What the task asks ▸
Scan the data for "name" and copy the lines it appears in.

Chart and figure data ▸
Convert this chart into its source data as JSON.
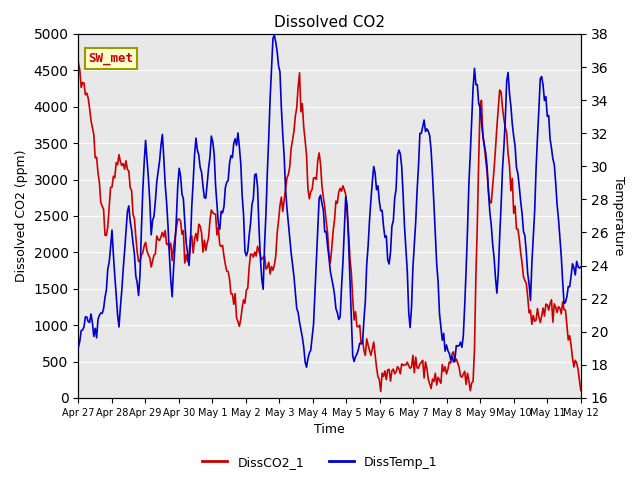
{
  "title": "Dissolved CO2",
  "xlabel": "Time",
  "ylabel_left": "Dissolved CO2 (ppm)",
  "ylabel_right": "Temperature",
  "legend_label_red": "DissCO2_1",
  "legend_label_blue": "DissTemp_1",
  "station_label": "SW_met",
  "ylim_left": [
    0,
    5000
  ],
  "ylim_right": [
    16,
    38
  ],
  "yticks_left": [
    0,
    500,
    1000,
    1500,
    2000,
    2500,
    3000,
    3500,
    4000,
    4500,
    5000
  ],
  "yticks_right": [
    16,
    18,
    20,
    22,
    24,
    26,
    28,
    30,
    32,
    34,
    36,
    38
  ],
  "xtick_labels": [
    "Apr 27",
    "Apr 28",
    "Apr 29",
    "Apr 30",
    "May 1",
    "May 2",
    "May 3",
    "May 4",
    "May 5",
    "May 6",
    "May 7",
    "May 8",
    "May 9",
    "May 10",
    "May 11",
    "May 12"
  ],
  "bg_color": "#e8e8e8",
  "line_color_red": "#cc0000",
  "line_color_blue": "#0000cc",
  "station_box_bg": "#ffffcc",
  "station_box_edge": "#999900",
  "station_text_color": "#cc0000"
}
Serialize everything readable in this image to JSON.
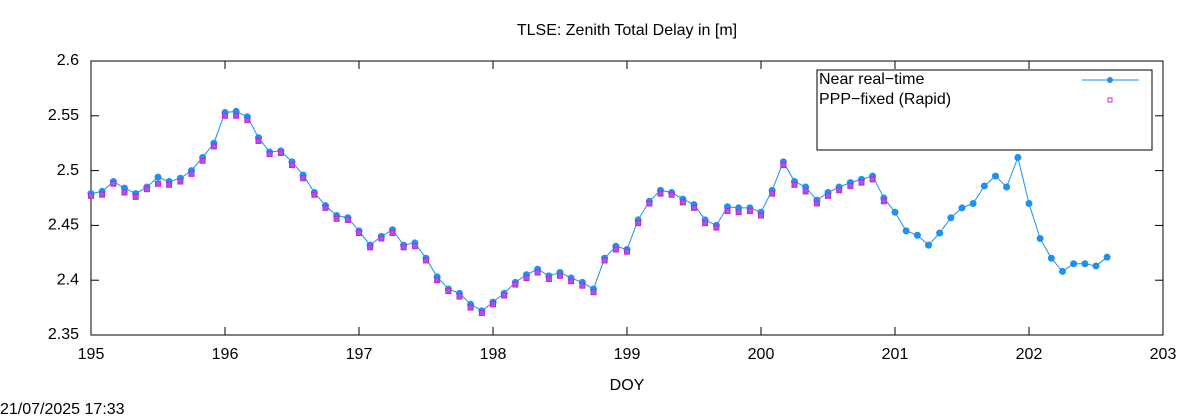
{
  "chart_data": {
    "type": "scatter_line",
    "title": "TLSE: Zenith Total Delay in [m]",
    "x_label": "DOY",
    "timestamp": "21/07/2025 17:33",
    "xlim": [
      195,
      203
    ],
    "xticks": [
      195,
      196,
      197,
      198,
      199,
      200,
      201,
      202,
      203
    ],
    "ylim": [
      2.35,
      2.6
    ],
    "yticks": [
      2.35,
      2.4,
      2.45,
      2.5,
      2.55,
      2.6
    ],
    "legend": "top-right",
    "series": [
      {
        "name": "Near real−time",
        "color": "#1e90f0",
        "line": true,
        "marker": "circle",
        "x": [
          195,
          195.083,
          195.167,
          195.25,
          195.333,
          195.417,
          195.5,
          195.583,
          195.667,
          195.75,
          195.833,
          195.917,
          196,
          196.083,
          196.167,
          196.25,
          196.333,
          196.417,
          196.5,
          196.583,
          196.667,
          196.75,
          196.833,
          196.917,
          197,
          197.083,
          197.167,
          197.25,
          197.333,
          197.417,
          197.5,
          197.583,
          197.667,
          197.75,
          197.833,
          197.917,
          198,
          198.083,
          198.167,
          198.25,
          198.333,
          198.417,
          198.5,
          198.583,
          198.667,
          198.75,
          198.833,
          198.917,
          199,
          199.083,
          199.167,
          199.25,
          199.333,
          199.417,
          199.5,
          199.583,
          199.667,
          199.75,
          199.833,
          199.917,
          200,
          200.083,
          200.167,
          200.25,
          200.333,
          200.417,
          200.5,
          200.583,
          200.667,
          200.75,
          200.833,
          200.917,
          201,
          201.083,
          201.167,
          201.25,
          201.333,
          201.417,
          201.5,
          201.583,
          201.667,
          201.75,
          201.833,
          201.917,
          202,
          202.083,
          202.167,
          202.25,
          202.333,
          202.417,
          202.5,
          202.583
        ],
        "values": [
          2.479,
          2.481,
          2.49,
          2.484,
          2.479,
          2.485,
          2.494,
          2.49,
          2.493,
          2.5,
          2.512,
          2.525,
          2.553,
          2.554,
          2.549,
          2.53,
          2.517,
          2.518,
          2.508,
          2.496,
          2.48,
          2.468,
          2.459,
          2.457,
          2.445,
          2.432,
          2.44,
          2.446,
          2.432,
          2.434,
          2.42,
          2.403,
          2.392,
          2.388,
          2.378,
          2.372,
          2.38,
          2.388,
          2.398,
          2.405,
          2.41,
          2.404,
          2.407,
          2.402,
          2.398,
          2.392,
          2.42,
          2.431,
          2.428,
          2.455,
          2.472,
          2.482,
          2.48,
          2.474,
          2.469,
          2.455,
          2.45,
          2.467,
          2.466,
          2.466,
          2.462,
          2.482,
          2.508,
          2.49,
          2.485,
          2.473,
          2.48,
          2.485,
          2.489,
          2.492,
          2.495,
          2.475,
          2.462,
          2.445,
          2.441,
          2.432,
          2.443,
          2.457,
          2.466,
          2.47,
          2.486,
          2.495,
          2.485,
          2.512,
          2.47,
          2.438,
          2.42,
          2.408,
          2.415,
          2.415,
          2.413,
          2.421
        ]
      },
      {
        "name": "PPP−fixed (Rapid)",
        "color": "#d020d0",
        "line": false,
        "marker": "square",
        "x": [
          195,
          195.083,
          195.167,
          195.25,
          195.333,
          195.417,
          195.5,
          195.583,
          195.667,
          195.75,
          195.833,
          195.917,
          196,
          196.083,
          196.167,
          196.25,
          196.333,
          196.417,
          196.5,
          196.583,
          196.667,
          196.75,
          196.833,
          196.917,
          197,
          197.083,
          197.167,
          197.25,
          197.333,
          197.417,
          197.5,
          197.583,
          197.667,
          197.75,
          197.833,
          197.917,
          198,
          198.083,
          198.167,
          198.25,
          198.333,
          198.417,
          198.5,
          198.583,
          198.667,
          198.75,
          198.833,
          198.917,
          199,
          199.083,
          199.167,
          199.25,
          199.333,
          199.417,
          199.5,
          199.583,
          199.667,
          199.75,
          199.833,
          199.917,
          200,
          200.083,
          200.167,
          200.25,
          200.333,
          200.417,
          200.5,
          200.583,
          200.667,
          200.75,
          200.833,
          200.917
        ],
        "values": [
          2.477,
          2.478,
          2.488,
          2.48,
          2.476,
          2.483,
          2.488,
          2.487,
          2.49,
          2.497,
          2.509,
          2.522,
          2.55,
          2.55,
          2.546,
          2.527,
          2.515,
          2.516,
          2.505,
          2.493,
          2.478,
          2.466,
          2.456,
          2.455,
          2.443,
          2.43,
          2.438,
          2.443,
          2.43,
          2.431,
          2.418,
          2.4,
          2.39,
          2.385,
          2.375,
          2.37,
          2.378,
          2.386,
          2.396,
          2.402,
          2.407,
          2.401,
          2.404,
          2.399,
          2.395,
          2.389,
          2.418,
          2.428,
          2.426,
          2.452,
          2.47,
          2.479,
          2.478,
          2.471,
          2.466,
          2.452,
          2.448,
          2.463,
          2.462,
          2.463,
          2.459,
          2.479,
          2.505,
          2.487,
          2.481,
          2.47,
          2.477,
          2.482,
          2.486,
          2.489,
          2.492,
          2.472
        ]
      }
    ]
  }
}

The completed task ▸
        "name": "Near real−time",
        "name": "PPP−fixed (Rapid)",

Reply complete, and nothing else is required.